» GOAL: Please pull out every line that includes the string "Seit".

» ENTRIES SHOWN:

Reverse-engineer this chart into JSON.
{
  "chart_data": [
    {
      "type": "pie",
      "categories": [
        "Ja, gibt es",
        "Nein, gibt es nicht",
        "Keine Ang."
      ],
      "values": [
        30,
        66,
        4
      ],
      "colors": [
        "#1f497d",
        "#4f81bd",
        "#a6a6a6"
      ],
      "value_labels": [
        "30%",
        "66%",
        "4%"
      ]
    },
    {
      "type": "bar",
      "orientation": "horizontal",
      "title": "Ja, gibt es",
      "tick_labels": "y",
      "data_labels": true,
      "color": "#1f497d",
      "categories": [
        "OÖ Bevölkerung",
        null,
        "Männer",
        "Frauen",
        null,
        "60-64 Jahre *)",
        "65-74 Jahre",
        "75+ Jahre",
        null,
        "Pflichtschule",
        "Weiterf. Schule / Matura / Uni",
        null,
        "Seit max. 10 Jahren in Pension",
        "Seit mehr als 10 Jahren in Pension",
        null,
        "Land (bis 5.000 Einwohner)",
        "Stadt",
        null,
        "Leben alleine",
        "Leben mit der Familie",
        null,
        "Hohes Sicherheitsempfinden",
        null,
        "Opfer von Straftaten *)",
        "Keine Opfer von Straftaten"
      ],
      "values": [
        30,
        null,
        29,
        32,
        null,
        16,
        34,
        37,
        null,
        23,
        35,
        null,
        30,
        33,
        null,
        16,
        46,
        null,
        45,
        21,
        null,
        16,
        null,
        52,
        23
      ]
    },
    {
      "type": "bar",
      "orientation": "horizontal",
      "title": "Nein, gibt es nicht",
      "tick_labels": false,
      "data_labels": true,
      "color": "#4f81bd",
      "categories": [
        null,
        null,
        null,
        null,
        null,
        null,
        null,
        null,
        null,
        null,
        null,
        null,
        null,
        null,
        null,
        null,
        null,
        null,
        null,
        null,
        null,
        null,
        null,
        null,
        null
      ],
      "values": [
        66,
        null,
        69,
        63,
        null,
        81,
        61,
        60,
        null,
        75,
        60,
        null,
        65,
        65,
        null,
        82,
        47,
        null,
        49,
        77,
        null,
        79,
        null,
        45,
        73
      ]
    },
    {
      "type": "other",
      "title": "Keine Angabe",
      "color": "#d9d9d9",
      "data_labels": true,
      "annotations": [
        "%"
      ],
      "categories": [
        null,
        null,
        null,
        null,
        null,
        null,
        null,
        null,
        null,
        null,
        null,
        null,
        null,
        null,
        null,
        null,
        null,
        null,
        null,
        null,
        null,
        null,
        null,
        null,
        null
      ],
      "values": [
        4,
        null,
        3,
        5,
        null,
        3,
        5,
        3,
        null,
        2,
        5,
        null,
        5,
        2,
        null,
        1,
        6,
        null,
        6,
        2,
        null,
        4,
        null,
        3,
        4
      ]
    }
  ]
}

---

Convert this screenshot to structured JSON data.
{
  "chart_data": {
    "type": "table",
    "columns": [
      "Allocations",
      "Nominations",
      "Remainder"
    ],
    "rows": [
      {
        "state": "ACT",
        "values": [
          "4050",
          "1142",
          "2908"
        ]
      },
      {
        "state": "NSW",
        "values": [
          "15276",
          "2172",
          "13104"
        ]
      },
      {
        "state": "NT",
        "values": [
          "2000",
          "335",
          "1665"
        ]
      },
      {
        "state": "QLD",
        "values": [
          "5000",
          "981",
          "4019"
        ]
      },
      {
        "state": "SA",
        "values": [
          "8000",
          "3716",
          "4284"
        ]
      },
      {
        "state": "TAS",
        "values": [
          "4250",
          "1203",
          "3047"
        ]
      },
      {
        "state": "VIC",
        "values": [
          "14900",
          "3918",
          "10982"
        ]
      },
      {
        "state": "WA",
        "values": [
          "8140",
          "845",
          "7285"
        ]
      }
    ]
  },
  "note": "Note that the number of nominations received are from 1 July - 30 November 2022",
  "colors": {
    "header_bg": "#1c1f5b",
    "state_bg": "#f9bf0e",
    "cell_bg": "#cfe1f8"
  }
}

» SOLUTION FOR THIS TASK:
        "Seit max. 10 Jahren in Pension",
        "Seit mehr als 10 Jahren in Pension",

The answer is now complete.